▶ **Objective**: Gather all lines in the entries that include the word "database".

[Collected data entries]
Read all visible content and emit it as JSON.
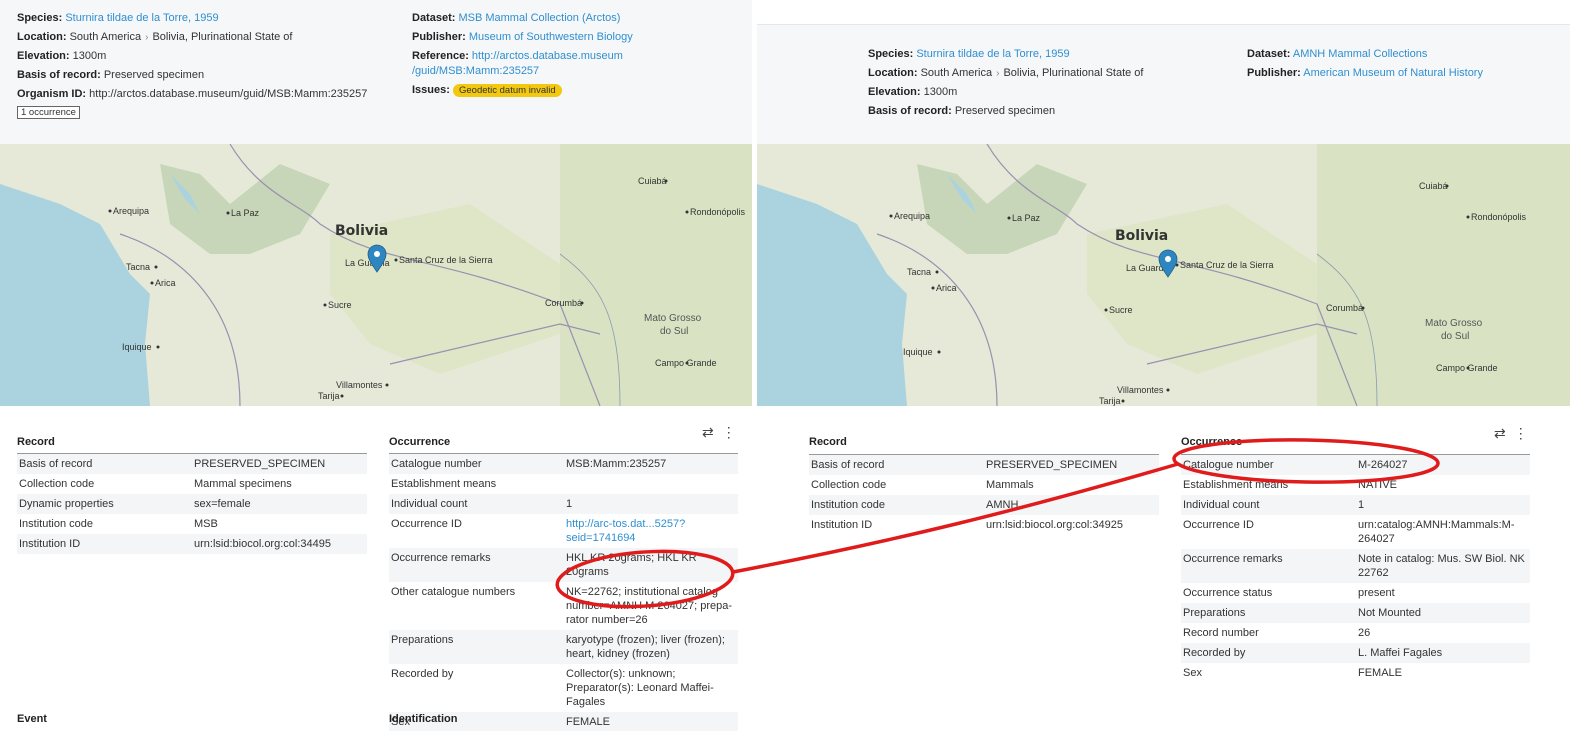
{
  "left": {
    "summary": {
      "species_label": "Species:",
      "species_value": "Sturnira tildae de la Torre, 1959",
      "location_label": "Location:",
      "location_continent": "South America",
      "location_country": "Bolivia, Plurinational State of",
      "elevation_label": "Elevation:",
      "elevation_value": "1300m",
      "basis_label": "Basis of record:",
      "basis_value": "Preserved specimen",
      "organism_label": "Organism ID:",
      "organism_value": "http://arctos.database.museum/guid/MSB:Mamm:235257",
      "count_badge": "1 occurrence",
      "dataset_label": "Dataset:",
      "dataset_value": "MSB Mammal Collection (Arctos)",
      "publisher_label": "Publisher:",
      "publisher_value": "Museum of Southwestern Biology",
      "reference_label": "Reference:",
      "reference_line1": "http://arctos.database.museum",
      "reference_line2": "/guid/MSB:Mamm:235257",
      "issues_label": "Issues:",
      "issue_badge": "Geodetic datum invalid"
    },
    "record": {
      "title": "Record",
      "rows": [
        {
          "k": "Basis of record",
          "v": "PRESERVED_SPECIMEN"
        },
        {
          "k": "Collection code",
          "v": "Mammal specimens"
        },
        {
          "k": "Dynamic properties",
          "v": "sex=female"
        },
        {
          "k": "Institution code",
          "v": "MSB"
        },
        {
          "k": "Institution ID",
          "v": "urn:lsid:biocol.org:col:34495"
        }
      ]
    },
    "occurrence": {
      "title": "Occurrence",
      "rows": [
        {
          "k": "Catalogue number",
          "v": "MSB:Mamm:235257"
        },
        {
          "k": "Establishment means",
          "v": ""
        },
        {
          "k": "Individual count",
          "v": "1"
        },
        {
          "k": "Occurrence ID",
          "v": "http://arc-tos.dat...5257?seid=1741694",
          "link": true
        },
        {
          "k": "Occurrence remarks",
          "v": "HKL KR 20grams; HKL KR 20grams"
        },
        {
          "k": "Other catalogue numbers",
          "v": "NK=22762; institutional catalog number=AMNH M 264027; prepa-rator number=26"
        },
        {
          "k": "Preparations",
          "v": "karyotype (frozen); liver (frozen); heart, kidney (frozen)"
        },
        {
          "k": "Recorded by",
          "v": "Collector(s): unknown; Preparator(s): Leonard Maffei-Fagales"
        },
        {
          "k": "Sex",
          "v": "FEMALE"
        }
      ]
    },
    "event_title": "Event",
    "identification_title": "Identification"
  },
  "right": {
    "summary": {
      "species_label": "Species:",
      "species_value": "Sturnira tildae de la Torre, 1959",
      "location_label": "Location:",
      "location_continent": "South America",
      "location_country": "Bolivia, Plurinational State of",
      "elevation_label": "Elevation:",
      "elevation_value": "1300m",
      "basis_label": "Basis of record:",
      "basis_value": "Preserved specimen",
      "dataset_label": "Dataset:",
      "dataset_value": "AMNH Mammal Collections",
      "publisher_label": "Publisher:",
      "publisher_value": "American Museum of Natural History"
    },
    "record": {
      "title": "Record",
      "rows": [
        {
          "k": "Basis of record",
          "v": "PRESERVED_SPECIMEN"
        },
        {
          "k": "Collection code",
          "v": "Mammals"
        },
        {
          "k": "Institution code",
          "v": "AMNH"
        },
        {
          "k": "Institution ID",
          "v": "urn:lsid:biocol.org:col:34925"
        }
      ]
    },
    "occurrence": {
      "title": "Occurrence",
      "rows": [
        {
          "k": "Catalogue number",
          "v": "M-264027"
        },
        {
          "k": "Establishment means",
          "v": "NATIVE"
        },
        {
          "k": "Individual count",
          "v": "1"
        },
        {
          "k": "Occurrence ID",
          "v": "urn:catalog:AMNH:Mammals:M-264027"
        },
        {
          "k": "Occurrence remarks",
          "v": "Note in catalog: Mus. SW Biol. NK 22762"
        },
        {
          "k": "Occurrence status",
          "v": "present"
        },
        {
          "k": "Preparations",
          "v": "Not Mounted"
        },
        {
          "k": "Record number",
          "v": "26"
        },
        {
          "k": "Recorded by",
          "v": "L. Maffei Fagales"
        },
        {
          "k": "Sex",
          "v": "FEMALE"
        }
      ]
    }
  },
  "map": {
    "country_label": "Bolivia",
    "cities": [
      "Cuiabá",
      "Arequipa",
      "La Paz",
      "Rondonópolis",
      "Tacna",
      "La Guardia",
      "Santa Cruz de la Sierra",
      "Arica",
      "Sucre",
      "Corumbá",
      "Mato Grosso",
      "do Sul",
      "Iquique",
      "Campo Grande",
      "Villamontes",
      "Tarija"
    ],
    "marker_color": "#2e86c1",
    "water_color": "#aad3df"
  },
  "icons": {
    "compare": "swap-arrows-icon",
    "menu": "kebab-menu-icon"
  },
  "annotation_color": "#e01b1b"
}
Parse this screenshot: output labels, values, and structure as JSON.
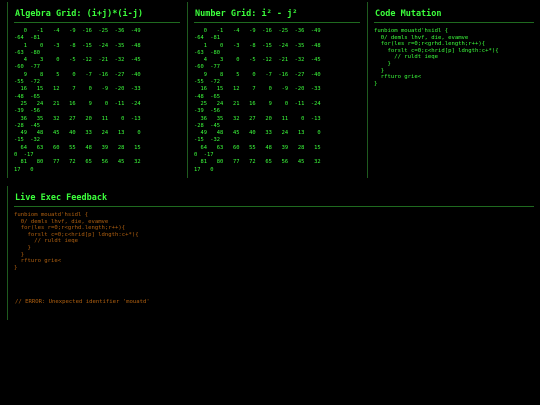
{
  "panels": {
    "algebra": {
      "title": "Algebra Grid: (i+j)*(i-j)",
      "rows": [
        "   0   -1   -4   -9  -16  -25  -36  -49",
        "-64  -81",
        "   1    0   -3   -8  -15  -24  -35  -48",
        "-63  -80",
        "   4    3    0   -5  -12  -21  -32  -45",
        "-60  -77",
        "   9    8    5    0   -7  -16  -27  -40",
        "-55  -72",
        "  16   15   12    7    0   -9  -20  -33",
        "-48  -65",
        "  25   24   21   16    9    0  -11  -24",
        "-39  -56",
        "  36   35   32   27   20   11    0  -13",
        "-28  -45",
        "  49   48   45   40   33   24   13    0",
        "-15  -32",
        "  64   63   60   55   48   39   28   15",
        "0  -17",
        "  81   80   77   72   65   56   45   32",
        "17   0"
      ]
    },
    "number": {
      "title": "Number Grid: i² - j²",
      "rows": [
        "   0   -1   -4   -9  -16  -25  -36  -49",
        "-64  -81",
        "   1    0   -3   -8  -15  -24  -35  -48",
        "-63  -80",
        "   4    3    0   -5  -12  -21  -32  -45",
        "-60  -77",
        "   9    8    5    0   -7  -16  -27  -40",
        "-55  -72",
        "  16   15   12    7    0   -9  -20  -33",
        "-48  -65",
        "  25   24   21   16    9    0  -11  -24",
        "-39  -56",
        "  36   35   32   27   20   11    0  -13",
        "-28  -45",
        "  49   48   45   40   33   24   13    0",
        "-15  -32",
        "  64   63   60   55   48   39   28   15",
        "0  -17",
        "  81   80   77   72   65   56   45   32",
        "17   0"
      ]
    },
    "mutation": {
      "title": "Code Mutation",
      "lines": [
        "funbiom mouatd'hsidl {",
        "  0/ demls lhvf, die, evamve",
        "  for(les r=0;r<grhd.length;r++){",
        "    forslt c=0;c<hrid[p] ldngth:c+*){",
        "      // ruldt ieqe",
        "    }",
        "  }",
        "  rfturo grie<",
        "}"
      ]
    },
    "feedback": {
      "title": "Live Exec Feedback",
      "lines": [
        "funbiom mouatd'hsidl {",
        "  0/ demls lhvf, die, evamve",
        "  for(les r=0;r<grhd.length;r++){",
        "    forslt c=0;c<hrid[p] ldngth:c+*){",
        "      // ruldt ieqe",
        "    }",
        "  }",
        "  rfturo grie<",
        "}"
      ],
      "error": "// ERROR: Unexpected identifier 'mouatd'"
    }
  }
}
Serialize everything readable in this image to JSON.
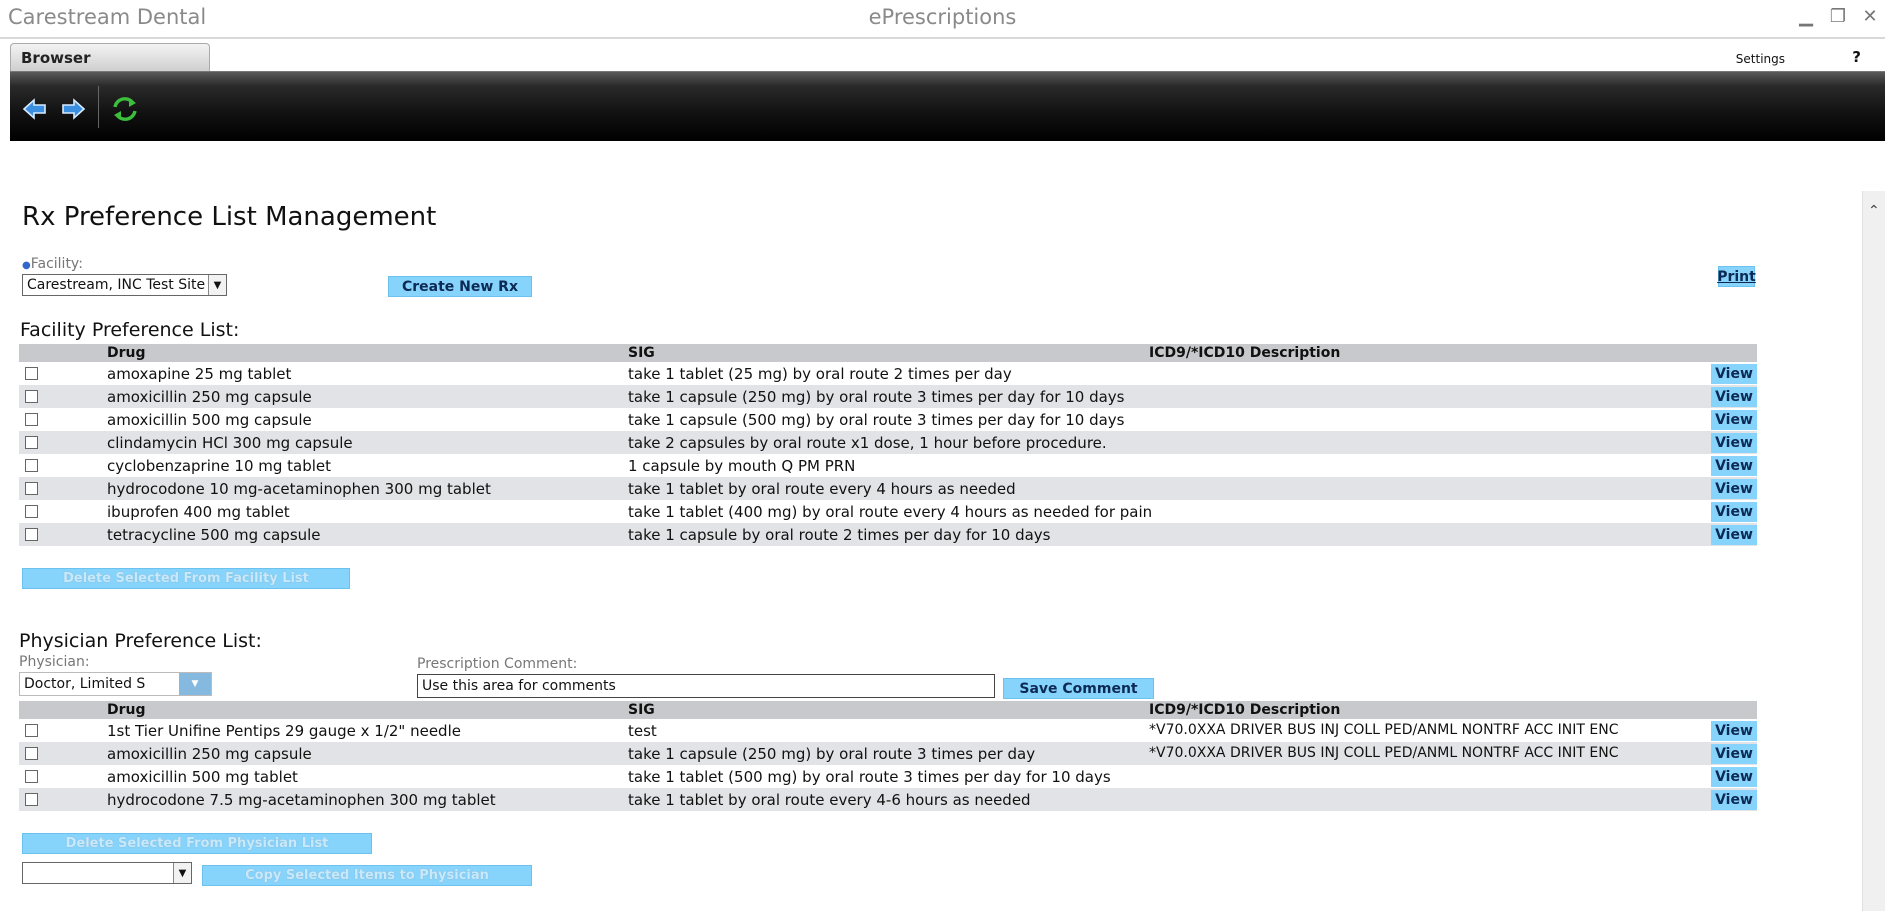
{
  "window": {
    "app_name": "Carestream Dental",
    "title": "ePrescriptions",
    "controls": [
      "minimize-icon",
      "restore-icon",
      "close-icon"
    ]
  },
  "tabs": {
    "browser": "Browser"
  },
  "header_links": {
    "settings": "Settings",
    "help": "?"
  },
  "toolbar": {
    "icons": [
      "back-arrow-icon",
      "forward-arrow-icon",
      "refresh-icon"
    ]
  },
  "page": {
    "title": "Rx Preference List Management",
    "facility_label": "Facility:",
    "facility_value": "Carestream, INC Test Site",
    "create_new_rx": "Create New Rx",
    "print": "Print"
  },
  "facility_list": {
    "title": "Facility Preference List:",
    "columns": {
      "drug": "Drug",
      "sig": "SIG",
      "icd": "ICD9/*ICD10 Description"
    },
    "rows": [
      {
        "drug": "amoxapine 25 mg tablet",
        "sig": "take 1 tablet (25 mg) by oral route 2 times per day",
        "icd": "",
        "action": "View"
      },
      {
        "drug": "amoxicillin 250 mg capsule",
        "sig": "take 1 capsule (250 mg) by oral route 3 times per day for 10 days",
        "icd": "",
        "action": "View"
      },
      {
        "drug": "amoxicillin 500 mg capsule",
        "sig": "take 1 capsule (500 mg) by oral route 3 times per day for 10 days",
        "icd": "",
        "action": "View"
      },
      {
        "drug": "clindamycin HCl 300 mg capsule",
        "sig": "take 2 capsules by oral route x1 dose, 1 hour before procedure.",
        "icd": "",
        "action": "View"
      },
      {
        "drug": "cyclobenzaprine 10 mg tablet",
        "sig": "1 capsule by mouth Q PM PRN",
        "icd": "",
        "action": "View"
      },
      {
        "drug": "hydrocodone 10 mg-acetaminophen 300 mg tablet",
        "sig": "take 1 tablet by oral route every 4 hours as needed",
        "icd": "",
        "action": "View"
      },
      {
        "drug": "ibuprofen 400 mg tablet",
        "sig": "take 1 tablet (400 mg) by oral route every 4 hours as needed for pain",
        "icd": "",
        "action": "View"
      },
      {
        "drug": "tetracycline 500 mg capsule",
        "sig": "take 1 capsule by oral route 2 times per day for 10 days",
        "icd": "",
        "action": "View"
      }
    ],
    "delete_button": "Delete Selected From Facility List"
  },
  "physician_list": {
    "title": "Physician Preference List:",
    "physician_label": "Physician:",
    "physician_value": "Doctor, Limited S",
    "comment_label": "Prescription Comment:",
    "comment_value": "Use this area for comments",
    "save_comment": "Save Comment",
    "columns": {
      "drug": "Drug",
      "sig": "SIG",
      "icd": "ICD9/*ICD10 Description"
    },
    "rows": [
      {
        "drug": "1st Tier Unifine Pentips 29 gauge x 1/2\" needle",
        "sig": "test",
        "icd": "*V70.0XXA DRIVER BUS INJ COLL PED/ANML NONTRF ACC INIT ENC",
        "action": "View"
      },
      {
        "drug": "amoxicillin 250 mg capsule",
        "sig": "take 1 capsule (250 mg) by oral route 3 times per day",
        "icd": "*V70.0XXA DRIVER BUS INJ COLL PED/ANML NONTRF ACC INIT ENC",
        "action": "View"
      },
      {
        "drug": "amoxicillin 500 mg tablet",
        "sig": "take 1 tablet (500 mg) by oral route 3 times per day for 10 days",
        "icd": "",
        "action": "View"
      },
      {
        "drug": "hydrocodone 7.5 mg-acetaminophen 300 mg tablet",
        "sig": "take 1 tablet by oral route every 4-6 hours as needed",
        "icd": "",
        "action": "View"
      }
    ],
    "delete_button": "Delete Selected From Physician List",
    "copy_target_value": "",
    "copy_button": "Copy Selected Items to Physician"
  }
}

▶ **Exercise response**:
      "organism_value": "http://arctos.database.museum/guid/MSB:Mamm:235257",
      "reference_line1": "http://arctos.database.museum",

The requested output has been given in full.